start INPUT ROWS

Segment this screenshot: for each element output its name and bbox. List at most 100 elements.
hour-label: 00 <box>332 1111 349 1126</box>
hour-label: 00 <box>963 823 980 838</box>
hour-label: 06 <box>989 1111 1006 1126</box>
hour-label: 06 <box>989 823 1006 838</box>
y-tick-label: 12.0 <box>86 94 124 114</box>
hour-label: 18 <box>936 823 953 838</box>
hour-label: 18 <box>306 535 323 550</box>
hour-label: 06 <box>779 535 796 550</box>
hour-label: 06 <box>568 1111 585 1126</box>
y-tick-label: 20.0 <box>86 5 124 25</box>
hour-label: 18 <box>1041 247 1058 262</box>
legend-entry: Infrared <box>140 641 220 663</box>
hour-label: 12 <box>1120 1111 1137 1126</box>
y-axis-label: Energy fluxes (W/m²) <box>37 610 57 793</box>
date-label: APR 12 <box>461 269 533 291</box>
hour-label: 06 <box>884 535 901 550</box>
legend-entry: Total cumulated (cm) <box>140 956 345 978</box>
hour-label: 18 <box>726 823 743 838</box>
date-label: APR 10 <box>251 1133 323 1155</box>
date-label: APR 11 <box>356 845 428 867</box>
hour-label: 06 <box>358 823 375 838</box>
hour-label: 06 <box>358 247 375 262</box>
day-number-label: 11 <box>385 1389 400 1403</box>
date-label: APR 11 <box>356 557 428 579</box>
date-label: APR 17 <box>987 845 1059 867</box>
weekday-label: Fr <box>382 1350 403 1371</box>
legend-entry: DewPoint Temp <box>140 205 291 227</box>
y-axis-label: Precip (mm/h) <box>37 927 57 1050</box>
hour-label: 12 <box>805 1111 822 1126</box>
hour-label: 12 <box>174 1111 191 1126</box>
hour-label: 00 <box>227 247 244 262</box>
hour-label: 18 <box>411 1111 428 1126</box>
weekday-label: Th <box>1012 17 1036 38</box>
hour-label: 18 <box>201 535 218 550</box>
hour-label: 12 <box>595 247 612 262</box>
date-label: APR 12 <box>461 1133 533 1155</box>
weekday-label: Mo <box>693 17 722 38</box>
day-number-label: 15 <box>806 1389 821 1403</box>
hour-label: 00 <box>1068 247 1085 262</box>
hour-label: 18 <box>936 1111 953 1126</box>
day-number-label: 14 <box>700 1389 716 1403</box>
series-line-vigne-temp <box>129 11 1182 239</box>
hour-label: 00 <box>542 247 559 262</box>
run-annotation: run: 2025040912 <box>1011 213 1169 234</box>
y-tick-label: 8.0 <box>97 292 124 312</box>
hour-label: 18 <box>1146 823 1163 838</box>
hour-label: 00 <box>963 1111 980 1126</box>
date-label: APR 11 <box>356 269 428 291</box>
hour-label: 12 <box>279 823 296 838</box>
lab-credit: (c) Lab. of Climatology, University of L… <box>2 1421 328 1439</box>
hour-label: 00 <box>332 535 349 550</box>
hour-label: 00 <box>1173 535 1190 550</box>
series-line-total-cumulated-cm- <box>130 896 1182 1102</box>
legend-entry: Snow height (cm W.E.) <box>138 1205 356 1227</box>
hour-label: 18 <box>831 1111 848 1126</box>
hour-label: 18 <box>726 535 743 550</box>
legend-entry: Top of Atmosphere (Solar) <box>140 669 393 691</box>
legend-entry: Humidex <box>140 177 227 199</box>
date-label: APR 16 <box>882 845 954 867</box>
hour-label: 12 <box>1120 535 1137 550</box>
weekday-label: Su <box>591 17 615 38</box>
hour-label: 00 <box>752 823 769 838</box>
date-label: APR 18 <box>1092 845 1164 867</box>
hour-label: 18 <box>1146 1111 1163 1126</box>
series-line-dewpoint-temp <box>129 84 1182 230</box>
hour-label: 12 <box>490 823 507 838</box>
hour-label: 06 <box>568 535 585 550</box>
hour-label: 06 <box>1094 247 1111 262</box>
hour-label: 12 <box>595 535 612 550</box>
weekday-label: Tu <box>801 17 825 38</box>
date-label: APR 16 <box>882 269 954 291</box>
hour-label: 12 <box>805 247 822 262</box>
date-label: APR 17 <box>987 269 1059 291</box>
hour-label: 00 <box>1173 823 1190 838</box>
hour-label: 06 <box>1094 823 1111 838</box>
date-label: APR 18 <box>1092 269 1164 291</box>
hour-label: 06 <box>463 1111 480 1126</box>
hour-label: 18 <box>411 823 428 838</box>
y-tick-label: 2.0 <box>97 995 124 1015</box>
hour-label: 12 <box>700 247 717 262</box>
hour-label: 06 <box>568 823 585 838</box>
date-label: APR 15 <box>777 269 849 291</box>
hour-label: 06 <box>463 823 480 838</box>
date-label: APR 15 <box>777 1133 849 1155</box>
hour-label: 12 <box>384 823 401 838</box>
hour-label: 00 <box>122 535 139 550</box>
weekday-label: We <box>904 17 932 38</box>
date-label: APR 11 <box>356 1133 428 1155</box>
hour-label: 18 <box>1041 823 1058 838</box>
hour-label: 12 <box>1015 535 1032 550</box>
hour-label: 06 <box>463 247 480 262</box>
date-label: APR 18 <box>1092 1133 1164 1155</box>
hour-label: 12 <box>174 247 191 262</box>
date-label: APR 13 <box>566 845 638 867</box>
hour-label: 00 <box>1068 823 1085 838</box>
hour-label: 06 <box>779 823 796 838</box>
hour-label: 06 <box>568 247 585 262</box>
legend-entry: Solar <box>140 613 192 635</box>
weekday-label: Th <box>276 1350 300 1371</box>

end INPUT ROWS

EXERCISE AIM:
Reproduce the listing verbatim, from its first line through the line containing "y-axis-label: Energy fluxes", inclusive at both ends.

EXPECTED ANSWER:
Segment this screenshot: for each element output its name and bbox. List at most 100 elements.
hour-label: 00 <box>332 1111 349 1126</box>
hour-label: 00 <box>963 823 980 838</box>
hour-label: 06 <box>989 1111 1006 1126</box>
hour-label: 06 <box>989 823 1006 838</box>
y-tick-label: 12.0 <box>86 94 124 114</box>
hour-label: 18 <box>936 823 953 838</box>
hour-label: 18 <box>306 535 323 550</box>
hour-label: 06 <box>779 535 796 550</box>
hour-label: 06 <box>568 1111 585 1126</box>
y-tick-label: 20.0 <box>86 5 124 25</box>
hour-label: 18 <box>1041 247 1058 262</box>
legend-entry: Infrared <box>140 641 220 663</box>
hour-label: 12 <box>1120 1111 1137 1126</box>
y-axis-label: Energy fluxes (W/m²) <box>37 610 57 793</box>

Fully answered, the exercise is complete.